THE INPUT:

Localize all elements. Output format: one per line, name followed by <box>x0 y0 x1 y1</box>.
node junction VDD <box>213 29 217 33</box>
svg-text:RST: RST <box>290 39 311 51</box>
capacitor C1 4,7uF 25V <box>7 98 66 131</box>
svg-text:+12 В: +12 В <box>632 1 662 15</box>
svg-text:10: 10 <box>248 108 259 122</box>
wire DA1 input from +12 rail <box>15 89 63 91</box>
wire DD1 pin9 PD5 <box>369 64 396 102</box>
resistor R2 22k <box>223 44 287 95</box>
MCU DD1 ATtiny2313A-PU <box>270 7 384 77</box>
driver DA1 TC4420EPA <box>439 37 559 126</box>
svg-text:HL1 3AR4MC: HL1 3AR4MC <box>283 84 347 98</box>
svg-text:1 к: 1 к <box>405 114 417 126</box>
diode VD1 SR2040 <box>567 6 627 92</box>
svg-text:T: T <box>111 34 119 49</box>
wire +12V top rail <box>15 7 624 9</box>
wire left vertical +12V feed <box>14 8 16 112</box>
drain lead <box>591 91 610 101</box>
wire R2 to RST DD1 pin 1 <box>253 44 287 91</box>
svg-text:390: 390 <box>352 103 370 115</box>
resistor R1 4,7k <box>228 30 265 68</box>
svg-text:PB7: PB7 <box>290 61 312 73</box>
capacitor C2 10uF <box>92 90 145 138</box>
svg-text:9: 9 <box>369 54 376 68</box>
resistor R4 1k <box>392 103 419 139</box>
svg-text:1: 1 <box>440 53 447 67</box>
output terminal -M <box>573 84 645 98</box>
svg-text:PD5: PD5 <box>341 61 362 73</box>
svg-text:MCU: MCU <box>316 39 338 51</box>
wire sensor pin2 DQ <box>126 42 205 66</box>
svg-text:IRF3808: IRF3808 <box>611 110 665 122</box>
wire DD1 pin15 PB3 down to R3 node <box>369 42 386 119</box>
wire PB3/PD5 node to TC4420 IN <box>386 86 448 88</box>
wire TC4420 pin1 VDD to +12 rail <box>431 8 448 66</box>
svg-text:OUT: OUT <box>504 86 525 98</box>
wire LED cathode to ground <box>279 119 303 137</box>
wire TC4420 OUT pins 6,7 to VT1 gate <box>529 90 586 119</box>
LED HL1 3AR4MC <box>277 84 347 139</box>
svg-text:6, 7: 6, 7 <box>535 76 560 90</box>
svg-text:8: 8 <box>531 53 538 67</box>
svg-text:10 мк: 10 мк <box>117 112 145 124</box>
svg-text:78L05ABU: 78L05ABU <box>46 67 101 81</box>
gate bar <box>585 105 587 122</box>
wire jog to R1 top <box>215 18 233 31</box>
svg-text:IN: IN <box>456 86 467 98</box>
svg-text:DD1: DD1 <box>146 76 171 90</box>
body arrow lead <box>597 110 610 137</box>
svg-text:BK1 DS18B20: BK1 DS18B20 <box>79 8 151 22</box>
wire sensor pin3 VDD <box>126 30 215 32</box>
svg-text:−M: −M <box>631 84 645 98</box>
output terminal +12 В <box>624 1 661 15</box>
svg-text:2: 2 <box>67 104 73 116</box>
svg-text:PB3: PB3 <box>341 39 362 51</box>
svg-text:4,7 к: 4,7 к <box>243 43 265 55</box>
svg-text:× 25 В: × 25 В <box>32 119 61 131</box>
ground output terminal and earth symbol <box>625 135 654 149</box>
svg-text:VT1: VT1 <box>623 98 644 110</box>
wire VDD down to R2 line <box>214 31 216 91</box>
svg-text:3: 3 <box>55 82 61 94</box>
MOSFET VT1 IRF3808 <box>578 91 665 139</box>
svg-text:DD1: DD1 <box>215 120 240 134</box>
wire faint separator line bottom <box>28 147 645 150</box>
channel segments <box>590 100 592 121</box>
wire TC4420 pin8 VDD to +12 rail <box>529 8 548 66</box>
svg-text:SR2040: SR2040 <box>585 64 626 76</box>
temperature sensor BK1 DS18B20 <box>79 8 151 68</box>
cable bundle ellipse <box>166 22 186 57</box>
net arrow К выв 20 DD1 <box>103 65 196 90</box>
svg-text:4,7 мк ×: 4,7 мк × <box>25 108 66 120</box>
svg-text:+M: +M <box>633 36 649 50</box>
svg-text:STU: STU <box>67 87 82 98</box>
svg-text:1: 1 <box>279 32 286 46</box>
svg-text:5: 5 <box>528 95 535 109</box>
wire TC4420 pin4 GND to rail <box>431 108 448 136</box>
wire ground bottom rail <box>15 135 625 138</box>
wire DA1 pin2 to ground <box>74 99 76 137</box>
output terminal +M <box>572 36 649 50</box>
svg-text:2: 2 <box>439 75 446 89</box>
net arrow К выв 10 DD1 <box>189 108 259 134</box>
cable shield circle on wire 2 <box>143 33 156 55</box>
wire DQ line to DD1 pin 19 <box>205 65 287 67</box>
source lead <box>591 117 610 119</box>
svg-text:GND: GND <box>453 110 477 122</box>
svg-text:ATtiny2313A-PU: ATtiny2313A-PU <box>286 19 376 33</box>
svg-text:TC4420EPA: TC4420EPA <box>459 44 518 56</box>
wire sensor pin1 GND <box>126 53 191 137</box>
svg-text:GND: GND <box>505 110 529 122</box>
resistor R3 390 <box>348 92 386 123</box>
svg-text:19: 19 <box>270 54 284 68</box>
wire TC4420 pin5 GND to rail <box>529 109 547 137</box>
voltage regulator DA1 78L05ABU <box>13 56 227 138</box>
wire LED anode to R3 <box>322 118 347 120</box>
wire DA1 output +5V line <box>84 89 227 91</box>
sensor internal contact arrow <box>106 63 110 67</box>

TASK PROMPT:
Give back, unchanged, every line of the records from the very first one through the line containing "svg-text:10: 10 <box>248 108 259 122</box>".

WRITTEN REPLY:
Localize all elements. Output format: one per line, name followed by <box>x0 y0 x1 y1</box>.
node junction VDD <box>213 29 217 33</box>
svg-text:RST: RST <box>290 39 311 51</box>
capacitor C1 4,7uF 25V <box>7 98 66 131</box>
svg-text:+12 В: +12 В <box>632 1 662 15</box>
svg-text:10: 10 <box>248 108 259 122</box>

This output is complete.